| Your objective |
Copy out lines with the word "parait" from the material that follows.

| Rows |
________________

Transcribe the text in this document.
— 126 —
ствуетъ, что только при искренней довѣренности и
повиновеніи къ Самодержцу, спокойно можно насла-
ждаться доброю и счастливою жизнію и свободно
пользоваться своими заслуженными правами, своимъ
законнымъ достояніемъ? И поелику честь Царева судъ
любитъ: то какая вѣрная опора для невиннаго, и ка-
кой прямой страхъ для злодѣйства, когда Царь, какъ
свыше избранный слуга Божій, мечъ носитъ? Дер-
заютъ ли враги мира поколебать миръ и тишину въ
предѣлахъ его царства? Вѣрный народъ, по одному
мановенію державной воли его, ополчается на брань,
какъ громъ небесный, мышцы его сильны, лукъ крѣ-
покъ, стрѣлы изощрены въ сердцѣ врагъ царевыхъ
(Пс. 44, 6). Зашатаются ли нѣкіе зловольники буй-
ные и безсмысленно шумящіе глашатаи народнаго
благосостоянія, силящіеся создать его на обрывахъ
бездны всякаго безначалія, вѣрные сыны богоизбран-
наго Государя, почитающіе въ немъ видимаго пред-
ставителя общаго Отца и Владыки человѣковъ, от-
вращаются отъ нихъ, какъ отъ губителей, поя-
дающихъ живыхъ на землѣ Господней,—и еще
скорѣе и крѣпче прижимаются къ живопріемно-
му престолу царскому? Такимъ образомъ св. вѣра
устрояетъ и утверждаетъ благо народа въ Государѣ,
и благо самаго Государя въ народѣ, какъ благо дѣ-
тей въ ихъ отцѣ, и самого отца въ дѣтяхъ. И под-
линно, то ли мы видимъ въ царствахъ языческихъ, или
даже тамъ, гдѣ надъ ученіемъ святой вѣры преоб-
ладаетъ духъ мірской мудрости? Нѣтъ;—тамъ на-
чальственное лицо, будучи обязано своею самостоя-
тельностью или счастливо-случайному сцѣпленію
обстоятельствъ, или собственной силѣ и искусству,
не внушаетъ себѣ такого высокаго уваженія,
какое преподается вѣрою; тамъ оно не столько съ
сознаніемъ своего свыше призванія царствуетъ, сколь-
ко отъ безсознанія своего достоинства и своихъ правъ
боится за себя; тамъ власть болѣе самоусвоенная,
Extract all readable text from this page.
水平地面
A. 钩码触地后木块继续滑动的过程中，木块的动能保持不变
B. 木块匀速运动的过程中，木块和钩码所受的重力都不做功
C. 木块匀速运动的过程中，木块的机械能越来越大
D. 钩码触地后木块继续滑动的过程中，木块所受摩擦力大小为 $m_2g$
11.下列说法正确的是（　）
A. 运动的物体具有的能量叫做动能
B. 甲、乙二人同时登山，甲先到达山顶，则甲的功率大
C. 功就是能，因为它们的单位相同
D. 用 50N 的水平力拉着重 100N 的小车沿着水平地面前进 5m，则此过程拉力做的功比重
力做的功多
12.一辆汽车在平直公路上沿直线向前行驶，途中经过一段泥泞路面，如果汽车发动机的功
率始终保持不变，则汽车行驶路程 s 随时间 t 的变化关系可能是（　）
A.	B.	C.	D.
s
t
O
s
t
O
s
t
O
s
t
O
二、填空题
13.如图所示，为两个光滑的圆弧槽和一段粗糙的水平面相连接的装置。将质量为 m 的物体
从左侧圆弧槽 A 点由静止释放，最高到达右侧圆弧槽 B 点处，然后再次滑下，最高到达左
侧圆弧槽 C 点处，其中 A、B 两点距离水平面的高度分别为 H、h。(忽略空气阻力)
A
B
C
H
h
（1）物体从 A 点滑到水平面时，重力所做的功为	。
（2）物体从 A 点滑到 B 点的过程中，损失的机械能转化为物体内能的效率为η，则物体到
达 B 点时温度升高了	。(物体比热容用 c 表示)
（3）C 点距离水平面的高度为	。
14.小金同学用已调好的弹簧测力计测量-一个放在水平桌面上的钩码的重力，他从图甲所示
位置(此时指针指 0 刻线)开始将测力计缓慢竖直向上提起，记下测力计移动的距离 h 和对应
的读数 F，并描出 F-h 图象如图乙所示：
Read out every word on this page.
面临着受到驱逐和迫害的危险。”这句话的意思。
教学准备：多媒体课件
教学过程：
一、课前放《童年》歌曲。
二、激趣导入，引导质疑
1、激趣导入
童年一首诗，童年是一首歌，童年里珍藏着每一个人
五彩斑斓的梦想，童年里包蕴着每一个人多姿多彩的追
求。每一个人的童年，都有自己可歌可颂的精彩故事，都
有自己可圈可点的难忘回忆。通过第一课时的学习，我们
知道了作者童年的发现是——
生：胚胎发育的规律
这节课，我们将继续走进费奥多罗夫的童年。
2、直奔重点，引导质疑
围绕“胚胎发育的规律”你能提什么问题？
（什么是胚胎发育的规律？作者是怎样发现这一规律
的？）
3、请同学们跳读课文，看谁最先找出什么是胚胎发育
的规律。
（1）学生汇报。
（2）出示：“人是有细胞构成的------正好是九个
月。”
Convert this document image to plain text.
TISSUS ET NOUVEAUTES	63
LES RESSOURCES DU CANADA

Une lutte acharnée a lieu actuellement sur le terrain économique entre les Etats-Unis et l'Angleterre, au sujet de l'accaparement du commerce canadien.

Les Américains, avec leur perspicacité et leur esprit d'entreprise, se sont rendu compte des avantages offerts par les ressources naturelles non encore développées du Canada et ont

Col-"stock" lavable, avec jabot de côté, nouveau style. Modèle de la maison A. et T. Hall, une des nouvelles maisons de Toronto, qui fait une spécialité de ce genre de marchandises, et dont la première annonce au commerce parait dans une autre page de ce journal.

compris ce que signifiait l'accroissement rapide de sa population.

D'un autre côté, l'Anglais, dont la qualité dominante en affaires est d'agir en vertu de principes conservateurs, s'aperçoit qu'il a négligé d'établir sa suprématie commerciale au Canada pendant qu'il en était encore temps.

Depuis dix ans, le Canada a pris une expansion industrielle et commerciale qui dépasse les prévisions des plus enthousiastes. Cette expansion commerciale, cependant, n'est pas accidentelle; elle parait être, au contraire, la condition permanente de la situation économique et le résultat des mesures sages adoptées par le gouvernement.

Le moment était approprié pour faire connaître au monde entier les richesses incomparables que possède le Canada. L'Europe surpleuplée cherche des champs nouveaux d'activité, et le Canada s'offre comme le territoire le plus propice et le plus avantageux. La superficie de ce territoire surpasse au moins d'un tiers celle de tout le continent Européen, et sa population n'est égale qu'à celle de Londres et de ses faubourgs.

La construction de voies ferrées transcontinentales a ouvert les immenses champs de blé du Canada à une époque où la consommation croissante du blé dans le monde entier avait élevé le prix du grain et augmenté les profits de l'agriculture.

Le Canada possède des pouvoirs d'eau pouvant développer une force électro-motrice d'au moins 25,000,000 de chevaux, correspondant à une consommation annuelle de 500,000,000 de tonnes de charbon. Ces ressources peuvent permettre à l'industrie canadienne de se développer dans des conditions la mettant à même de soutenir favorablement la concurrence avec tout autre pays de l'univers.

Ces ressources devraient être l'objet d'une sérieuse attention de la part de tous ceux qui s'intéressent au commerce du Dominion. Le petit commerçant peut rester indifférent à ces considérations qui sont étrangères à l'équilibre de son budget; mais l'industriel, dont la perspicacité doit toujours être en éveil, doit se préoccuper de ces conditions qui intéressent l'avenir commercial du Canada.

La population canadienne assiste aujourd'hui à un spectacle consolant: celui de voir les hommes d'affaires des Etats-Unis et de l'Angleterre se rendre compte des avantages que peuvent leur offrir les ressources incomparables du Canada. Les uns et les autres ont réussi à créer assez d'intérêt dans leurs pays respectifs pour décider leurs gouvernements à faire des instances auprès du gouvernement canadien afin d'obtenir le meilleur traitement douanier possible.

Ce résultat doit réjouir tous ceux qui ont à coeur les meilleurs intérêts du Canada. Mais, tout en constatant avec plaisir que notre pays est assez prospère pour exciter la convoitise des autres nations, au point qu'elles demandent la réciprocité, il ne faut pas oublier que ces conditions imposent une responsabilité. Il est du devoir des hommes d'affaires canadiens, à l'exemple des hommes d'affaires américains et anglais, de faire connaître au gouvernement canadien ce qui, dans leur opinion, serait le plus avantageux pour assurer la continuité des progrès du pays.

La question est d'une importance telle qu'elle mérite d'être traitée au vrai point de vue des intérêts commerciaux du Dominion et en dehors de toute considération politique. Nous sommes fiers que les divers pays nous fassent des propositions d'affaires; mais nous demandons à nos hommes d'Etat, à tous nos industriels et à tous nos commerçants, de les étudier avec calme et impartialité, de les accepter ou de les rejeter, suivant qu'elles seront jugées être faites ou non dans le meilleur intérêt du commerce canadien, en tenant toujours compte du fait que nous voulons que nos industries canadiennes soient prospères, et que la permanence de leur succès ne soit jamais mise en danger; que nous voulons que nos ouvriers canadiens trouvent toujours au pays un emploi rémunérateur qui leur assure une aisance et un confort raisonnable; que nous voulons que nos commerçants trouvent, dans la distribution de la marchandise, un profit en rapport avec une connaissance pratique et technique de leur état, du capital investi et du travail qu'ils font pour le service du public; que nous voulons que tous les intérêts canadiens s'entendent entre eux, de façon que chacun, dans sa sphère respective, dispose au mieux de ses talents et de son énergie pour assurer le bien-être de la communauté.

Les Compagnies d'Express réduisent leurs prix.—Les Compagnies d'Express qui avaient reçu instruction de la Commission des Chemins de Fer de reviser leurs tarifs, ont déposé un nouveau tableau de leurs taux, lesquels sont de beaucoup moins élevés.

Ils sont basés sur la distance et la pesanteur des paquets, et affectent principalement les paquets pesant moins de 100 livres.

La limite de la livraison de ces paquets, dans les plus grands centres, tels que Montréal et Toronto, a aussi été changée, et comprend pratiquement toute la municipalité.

________________

| Reply |
Col-"stock" lavable, avec jabot de côté, nouveau style. Modèle de la maison A. et T. Hall, une des nouvelles maisons de Toronto, qui fait une spécialité de ce genre de marchandises, et dont la première annonce au commerce parait dans une autre page de ce journal.
Depuis dix ans, le Canada a pris une expansion industrielle et commerciale qui dépasse les prévisions des plus enthousiastes. Cette expansion commerciale, cependant, n'est pas accidentelle; elle parait être, au contraire, la condition permanente de la situation économique et le résultat des mesures sages adoptées par le gouvernement.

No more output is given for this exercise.